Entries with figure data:
# # # #

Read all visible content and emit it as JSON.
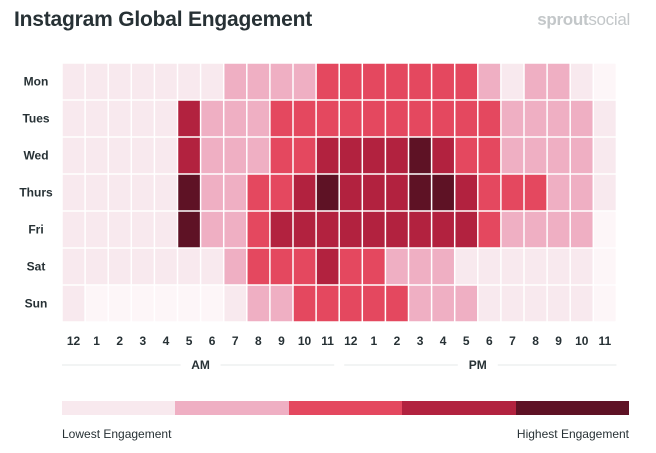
{
  "title": "Instagram Global Engagement",
  "brand": {
    "part1": "sprout",
    "part2": "social"
  },
  "chart_data": {
    "type": "heatmap",
    "rows": [
      "Mon",
      "Tues",
      "Wed",
      "Thurs",
      "Fri",
      "Sat",
      "Sun"
    ],
    "columns": [
      "12",
      "1",
      "2",
      "3",
      "4",
      "5",
      "6",
      "7",
      "8",
      "9",
      "10",
      "11",
      "12",
      "1",
      "2",
      "3",
      "4",
      "5",
      "6",
      "7",
      "8",
      "9",
      "10",
      "11"
    ],
    "period_labels": [
      "AM",
      "PM"
    ],
    "levels": 5,
    "level_colors": [
      "#f8e9ee",
      "#efafc3",
      "#e4485f",
      "#b2223f",
      "#5e1225"
    ],
    "empty_color": "#fdf6f8",
    "values": [
      [
        1,
        1,
        1,
        1,
        1,
        1,
        1,
        2,
        2,
        2,
        2,
        3,
        3,
        3,
        3,
        3,
        3,
        3,
        2,
        1,
        2,
        2,
        1,
        0
      ],
      [
        1,
        1,
        1,
        1,
        1,
        4,
        2,
        2,
        2,
        3,
        3,
        3,
        3,
        3,
        3,
        3,
        3,
        3,
        3,
        2,
        2,
        2,
        2,
        1
      ],
      [
        1,
        1,
        1,
        1,
        1,
        4,
        2,
        2,
        2,
        3,
        3,
        4,
        4,
        4,
        4,
        5,
        4,
        3,
        3,
        2,
        2,
        2,
        2,
        1
      ],
      [
        1,
        1,
        1,
        1,
        1,
        5,
        2,
        2,
        3,
        3,
        4,
        5,
        4,
        4,
        4,
        5,
        5,
        4,
        3,
        3,
        3,
        2,
        2,
        1
      ],
      [
        1,
        1,
        1,
        1,
        1,
        5,
        2,
        2,
        3,
        4,
        4,
        4,
        4,
        4,
        4,
        4,
        4,
        4,
        3,
        2,
        2,
        2,
        2,
        0
      ],
      [
        1,
        1,
        1,
        1,
        1,
        1,
        1,
        2,
        3,
        3,
        3,
        4,
        3,
        3,
        2,
        2,
        2,
        1,
        1,
        1,
        1,
        1,
        1,
        0
      ],
      [
        1,
        0,
        0,
        0,
        0,
        0,
        0,
        1,
        2,
        2,
        3,
        3,
        3,
        3,
        3,
        2,
        2,
        2,
        1,
        1,
        1,
        1,
        1,
        0
      ]
    ],
    "legend": {
      "low_label": "Lowest Engagement",
      "high_label": "Highest Engagement"
    }
  }
}
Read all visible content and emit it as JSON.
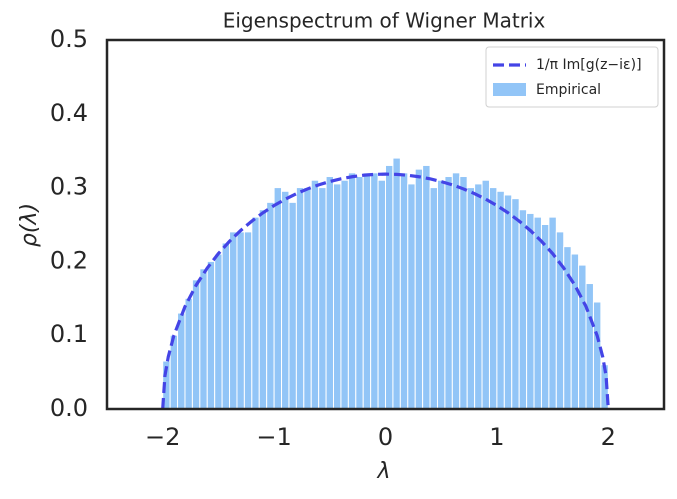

# # # #

Directions: Copy the data word for word. Pictures do not go in the copy.

Response to this exercise:
Read all visible content and emit it as JSON.
{
  "title": "Instagram Global Engagement",
  "brand": {
    "part1": "sprout",
    "part2": "social"
  },
  "chart_data": {
    "type": "heatmap",
    "rows": [
      "Mon",
      "Tues",
      "Wed",
      "Thurs",
      "Fri",
      "Sat",
      "Sun"
    ],
    "columns": [
      "12",
      "1",
      "2",
      "3",
      "4",
      "5",
      "6",
      "7",
      "8",
      "9",
      "10",
      "11",
      "12",
      "1",
      "2",
      "3",
      "4",
      "5",
      "6",
      "7",
      "8",
      "9",
      "10",
      "11"
    ],
    "period_labels": [
      "AM",
      "PM"
    ],
    "levels": 5,
    "level_colors": [
      "#f8e9ee",
      "#efafc3",
      "#e4485f",
      "#b2223f",
      "#5e1225"
    ],
    "empty_color": "#fdf6f8",
    "values": [
      [
        1,
        1,
        1,
        1,
        1,
        1,
        1,
        2,
        2,
        2,
        2,
        3,
        3,
        3,
        3,
        3,
        3,
        3,
        2,
        1,
        2,
        2,
        1,
        0
      ],
      [
        1,
        1,
        1,
        1,
        1,
        4,
        2,
        2,
        2,
        3,
        3,
        3,
        3,
        3,
        3,
        3,
        3,
        3,
        3,
        2,
        2,
        2,
        2,
        1
      ],
      [
        1,
        1,
        1,
        1,
        1,
        4,
        2,
        2,
        2,
        3,
        3,
        4,
        4,
        4,
        4,
        5,
        4,
        3,
        3,
        2,
        2,
        2,
        2,
        1
      ],
      [
        1,
        1,
        1,
        1,
        1,
        5,
        2,
        2,
        3,
        3,
        4,
        5,
        4,
        4,
        4,
        5,
        5,
        4,
        3,
        3,
        3,
        2,
        2,
        1
      ],
      [
        1,
        1,
        1,
        1,
        1,
        5,
        2,
        2,
        3,
        4,
        4,
        4,
        4,
        4,
        4,
        4,
        4,
        4,
        3,
        2,
        2,
        2,
        2,
        0
      ],
      [
        1,
        1,
        1,
        1,
        1,
        1,
        1,
        2,
        3,
        3,
        3,
        4,
        3,
        3,
        2,
        2,
        2,
        1,
        1,
        1,
        1,
        1,
        1,
        0
      ],
      [
        1,
        0,
        0,
        0,
        0,
        0,
        0,
        1,
        2,
        2,
        3,
        3,
        3,
        3,
        3,
        2,
        2,
        2,
        1,
        1,
        1,
        1,
        1,
        0
      ]
    ],
    "legend": {
      "low_label": "Lowest Engagement",
      "high_label": "Highest Engagement"
    }
  }
}
Read all visible content and emit it as JSON.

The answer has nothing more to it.